YOUR INSTRUCTIONS>
Print every entry exactly as written.

DATA>
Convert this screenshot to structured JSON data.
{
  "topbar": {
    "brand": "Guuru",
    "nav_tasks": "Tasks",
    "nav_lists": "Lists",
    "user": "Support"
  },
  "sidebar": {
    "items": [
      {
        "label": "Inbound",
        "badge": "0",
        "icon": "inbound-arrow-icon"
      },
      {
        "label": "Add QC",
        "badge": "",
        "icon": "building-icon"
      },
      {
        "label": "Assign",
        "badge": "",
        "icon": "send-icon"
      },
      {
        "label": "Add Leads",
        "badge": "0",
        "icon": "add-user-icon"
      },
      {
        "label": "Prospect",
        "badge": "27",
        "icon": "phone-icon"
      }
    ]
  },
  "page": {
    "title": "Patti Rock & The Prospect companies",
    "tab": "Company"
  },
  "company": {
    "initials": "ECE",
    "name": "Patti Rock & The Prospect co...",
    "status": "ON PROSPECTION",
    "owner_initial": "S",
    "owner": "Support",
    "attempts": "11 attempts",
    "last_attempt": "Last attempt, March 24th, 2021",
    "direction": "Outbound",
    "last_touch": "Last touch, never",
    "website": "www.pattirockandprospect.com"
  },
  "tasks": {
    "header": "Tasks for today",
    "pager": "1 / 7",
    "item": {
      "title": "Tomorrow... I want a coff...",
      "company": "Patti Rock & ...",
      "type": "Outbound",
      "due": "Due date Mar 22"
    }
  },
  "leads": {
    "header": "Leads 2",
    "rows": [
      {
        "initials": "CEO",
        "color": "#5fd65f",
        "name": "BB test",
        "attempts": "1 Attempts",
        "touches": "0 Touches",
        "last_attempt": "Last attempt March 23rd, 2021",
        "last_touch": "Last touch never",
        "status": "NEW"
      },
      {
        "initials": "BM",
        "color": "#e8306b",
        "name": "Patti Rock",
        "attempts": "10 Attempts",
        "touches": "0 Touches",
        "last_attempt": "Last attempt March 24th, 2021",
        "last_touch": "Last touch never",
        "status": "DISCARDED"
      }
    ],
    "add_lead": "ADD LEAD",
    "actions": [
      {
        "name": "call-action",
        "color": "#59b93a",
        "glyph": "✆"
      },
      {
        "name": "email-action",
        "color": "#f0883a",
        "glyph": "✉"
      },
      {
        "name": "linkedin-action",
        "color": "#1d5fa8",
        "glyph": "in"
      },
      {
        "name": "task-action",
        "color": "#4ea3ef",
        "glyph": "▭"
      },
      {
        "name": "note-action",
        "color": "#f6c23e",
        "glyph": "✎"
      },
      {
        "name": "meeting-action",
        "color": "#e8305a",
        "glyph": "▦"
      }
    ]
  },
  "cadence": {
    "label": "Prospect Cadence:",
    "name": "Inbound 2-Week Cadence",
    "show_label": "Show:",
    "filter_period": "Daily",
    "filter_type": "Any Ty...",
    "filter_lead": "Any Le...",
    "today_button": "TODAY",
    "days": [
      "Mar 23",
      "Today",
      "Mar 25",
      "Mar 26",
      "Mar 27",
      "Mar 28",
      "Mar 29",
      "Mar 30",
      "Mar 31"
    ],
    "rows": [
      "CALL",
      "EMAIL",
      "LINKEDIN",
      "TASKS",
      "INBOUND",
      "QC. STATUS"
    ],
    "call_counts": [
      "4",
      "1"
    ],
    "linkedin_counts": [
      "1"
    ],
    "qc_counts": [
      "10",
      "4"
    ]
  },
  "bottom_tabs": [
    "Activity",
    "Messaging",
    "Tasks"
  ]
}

WRITTEN REPLY>
Convert this screenshot to structured JSON data.
{
  "topbar": {
    "brand": "Guuru",
    "nav_tasks": "Tasks",
    "nav_lists": "Lists",
    "user": "Support"
  },
  "sidebar": {
    "items": [
      {
        "label": "Inbound",
        "badge": "0",
        "icon": "inbound-arrow-icon"
      },
      {
        "label": "Add QC",
        "badge": "",
        "icon": "building-icon"
      },
      {
        "label": "Assign",
        "badge": "",
        "icon": "send-icon"
      },
      {
        "label": "Add Leads",
        "badge": "0",
        "icon": "add-user-icon"
      },
      {
        "label": "Prospect",
        "badge": "27",
        "icon": "phone-icon"
      }
    ]
  },
  "page": {
    "title": "Patti Rock & The Prospect companies",
    "tab": "Company"
  },
  "company": {
    "initials": "ECE",
    "name": "Patti Rock & The Prospect co...",
    "status": "ON PROSPECTION",
    "owner_initial": "S",
    "owner": "Support",
    "attempts": "11 attempts",
    "last_attempt": "Last attempt, March 24th, 2021",
    "direction": "Outbound",
    "last_touch": "Last touch, never",
    "website": "www.pattirockandprospect.com"
  },
  "tasks": {
    "header": "Tasks for today",
    "pager": "1 / 7",
    "item": {
      "title": "Tomorrow... I want a coff...",
      "company": "Patti Rock & ...",
      "type": "Outbound",
      "due": "Due date Mar 22"
    }
  },
  "leads": {
    "header": "Leads 2",
    "rows": [
      {
        "initials": "CEO",
        "color": "#5fd65f",
        "name": "BB test",
        "attempts": "1 Attempts",
        "touches": "0 Touches",
        "last_attempt": "Last attempt March 23rd, 2021",
        "last_touch": "Last touch never",
        "status": "NEW"
      },
      {
        "initials": "BM",
        "color": "#e8306b",
        "name": "Patti Rock",
        "attempts": "10 Attempts",
        "touches": "0 Touches",
        "last_attempt": "Last attempt March 24th, 2021",
        "last_touch": "Last touch never",
        "status": "DISCARDED"
      }
    ],
    "add_lead": "ADD LEAD",
    "actions": [
      {
        "name": "call-action",
        "color": "#59b93a",
        "glyph": "✆"
      },
      {
        "name": "email-action",
        "color": "#f0883a",
        "glyph": "✉"
      },
      {
        "name": "linkedin-action",
        "color": "#1d5fa8",
        "glyph": "in"
      },
      {
        "name": "task-action",
        "color": "#4ea3ef",
        "glyph": "▭"
      },
      {
        "name": "note-action",
        "color": "#f6c23e",
        "glyph": "✎"
      },
      {
        "name": "meeting-action",
        "color": "#e8305a",
        "glyph": "▦"
      }
    ]
  },
  "cadence": {
    "label": "Prospect Cadence:",
    "name": "Inbound 2-Week Cadence",
    "show_label": "Show:",
    "filter_period": "Daily",
    "filter_type": "Any Ty...",
    "filter_lead": "Any Le...",
    "today_button": "TODAY",
    "days": [
      "Mar 23",
      "Today",
      "Mar 25",
      "Mar 26",
      "Mar 27",
      "Mar 28",
      "Mar 29",
      "Mar 30",
      "Mar 31"
    ],
    "rows": [
      "CALL",
      "EMAIL",
      "LINKEDIN",
      "TASKS",
      "INBOUND",
      "QC. STATUS"
    ],
    "call_counts": [
      "4",
      "1"
    ],
    "linkedin_counts": [
      "1"
    ],
    "qc_counts": [
      "10",
      "4"
    ]
  },
  "bottom_tabs": [
    "Activity",
    "Messaging",
    "Tasks"
  ]
}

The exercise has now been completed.